• _Your task_: Pick out every line of the records that contains the string "header", and copy each one in full.

• _Available records_:
● ● ● ● ● ● ●

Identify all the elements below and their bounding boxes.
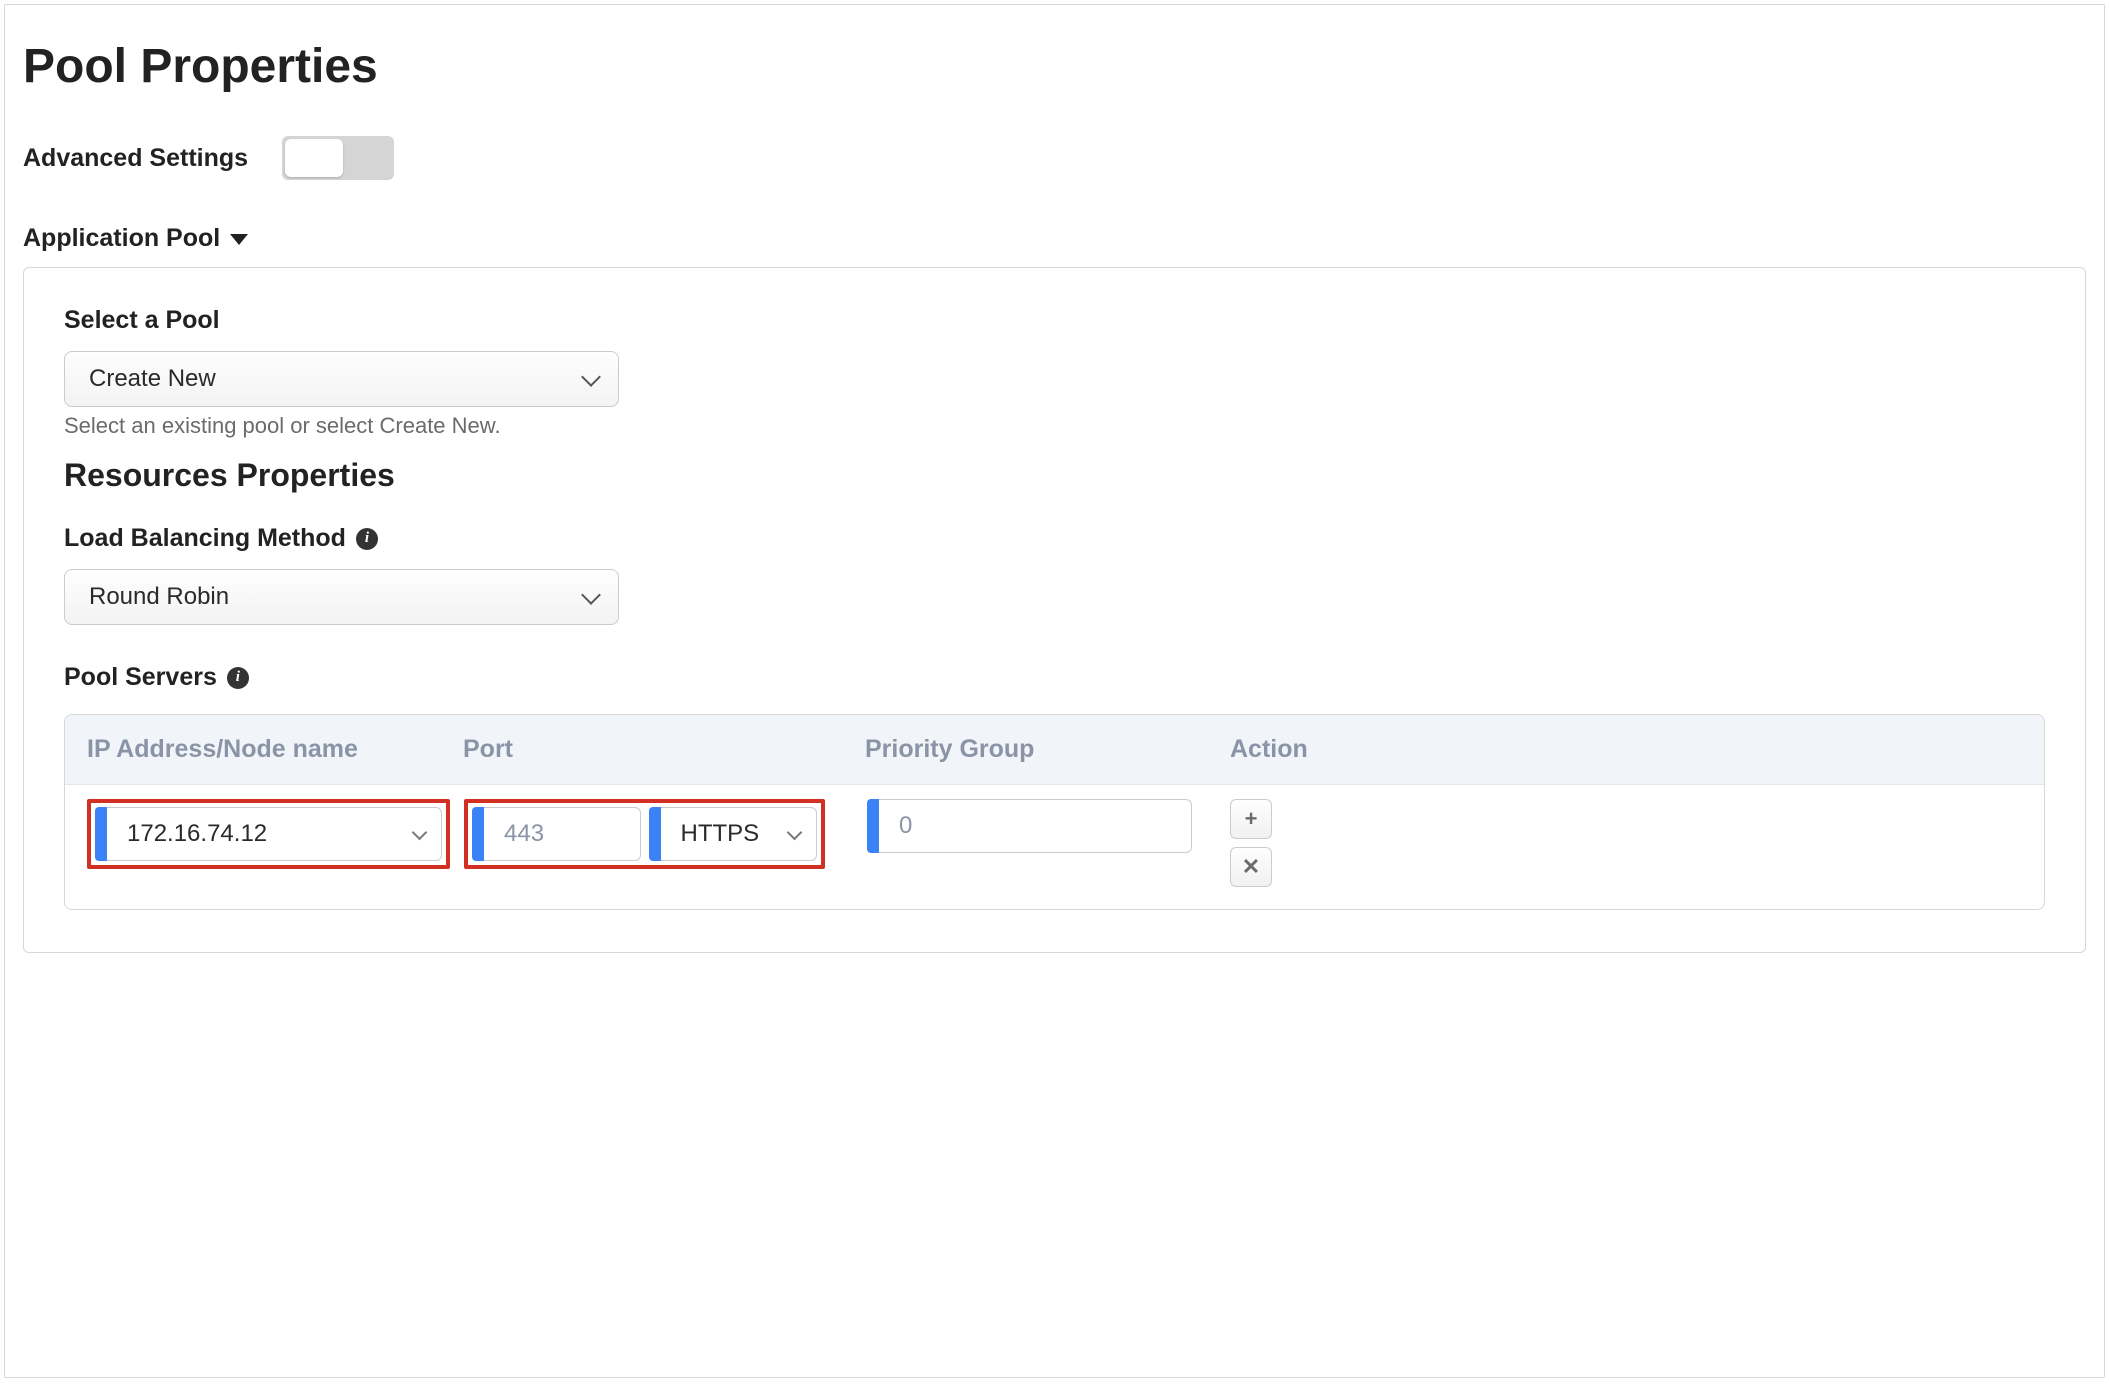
caret-down-icon xyxy=(230,234,248,245)
x-icon: ✕ xyxy=(1242,854,1260,880)
select-pool-label: Select a Pool xyxy=(64,306,2045,335)
info-icon[interactable]: i xyxy=(356,528,378,550)
select-pool-value: Create New xyxy=(89,365,216,393)
chevron-down-icon xyxy=(412,825,428,841)
pool-servers-label-text: Pool Servers xyxy=(64,663,217,692)
chevron-down-icon xyxy=(581,367,601,387)
priority-group-value: 0 xyxy=(899,812,912,840)
info-icon[interactable]: i xyxy=(227,667,249,689)
col-header-action: Action xyxy=(1230,735,1310,764)
accent-bar xyxy=(649,807,661,861)
accent-bar xyxy=(867,799,879,853)
action-cell: + ✕ xyxy=(1230,799,1272,887)
resources-properties-heading: Resources Properties xyxy=(64,457,2045,494)
col-header-priority: Priority Group xyxy=(865,735,1230,764)
pool-properties-panel: Pool Properties Advanced Settings Applic… xyxy=(4,4,2105,1378)
advanced-settings-label: Advanced Settings xyxy=(23,144,248,173)
pool-servers-table: IP Address/Node name Port Priority Group… xyxy=(64,714,2045,910)
accent-bar xyxy=(95,807,107,861)
accent-bar xyxy=(472,807,484,861)
chevron-down-icon xyxy=(787,825,803,841)
port-number-value: 443 xyxy=(504,820,544,848)
highlight-box-ip: 172.16.74.12 xyxy=(87,799,450,869)
chevron-down-icon xyxy=(581,585,601,605)
page-title: Pool Properties xyxy=(23,39,2086,94)
advanced-settings-row: Advanced Settings xyxy=(23,136,2086,180)
advanced-settings-toggle[interactable] xyxy=(282,136,394,180)
select-pool-dropdown[interactable]: Create New xyxy=(64,351,619,407)
port-name-dropdown[interactable]: HTTPS xyxy=(649,807,818,861)
highlight-box-port: 443 HTTPS xyxy=(464,799,825,869)
toggle-thumb xyxy=(285,139,343,177)
pool-servers-label: Pool Servers i xyxy=(64,663,2045,692)
table-header: IP Address/Node name Port Priority Group… xyxy=(65,715,2044,785)
col-header-port: Port xyxy=(463,735,865,764)
select-pool-help: Select an existing pool or select Create… xyxy=(64,413,2045,439)
port-name-value: HTTPS xyxy=(681,820,760,848)
application-pool-body: Select a Pool Create New Select an exist… xyxy=(23,267,2086,953)
ip-address-field[interactable]: 172.16.74.12 xyxy=(95,807,442,861)
table-row: 172.16.74.12 443 xyxy=(65,785,2044,909)
ip-address-value: 172.16.74.12 xyxy=(127,820,267,848)
plus-icon: + xyxy=(1245,806,1258,832)
remove-row-button[interactable]: ✕ xyxy=(1230,847,1272,887)
lb-method-value: Round Robin xyxy=(89,583,229,611)
priority-group-cell: 0 xyxy=(867,799,1192,853)
priority-group-field[interactable]: 0 xyxy=(867,799,1192,853)
port-number-field[interactable]: 443 xyxy=(472,807,641,861)
lb-method-label: Load Balancing Method i xyxy=(64,524,2045,553)
col-header-ip: IP Address/Node name xyxy=(87,735,463,764)
add-row-button[interactable]: + xyxy=(1230,799,1272,839)
lb-method-label-text: Load Balancing Method xyxy=(64,524,346,553)
application-pool-title: Application Pool xyxy=(23,224,220,253)
lb-method-dropdown[interactable]: Round Robin xyxy=(64,569,619,625)
select-pool-label-text: Select a Pool xyxy=(64,306,220,335)
application-pool-header[interactable]: Application Pool xyxy=(23,224,2086,253)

● ● ● ● ● ● ●

• _The response_:
col-header-action: Action xyxy=(1230,735,1310,764)
col-header-priority: Priority Group xyxy=(865,735,1230,764)
table-header: IP Address/Node name Port Priority Group… xyxy=(65,715,2044,785)
col-header-port: Port xyxy=(463,735,865,764)
col-header-ip: IP Address/Node name xyxy=(87,735,463,764)
application-pool-header[interactable]: Application Pool xyxy=(23,224,2086,253)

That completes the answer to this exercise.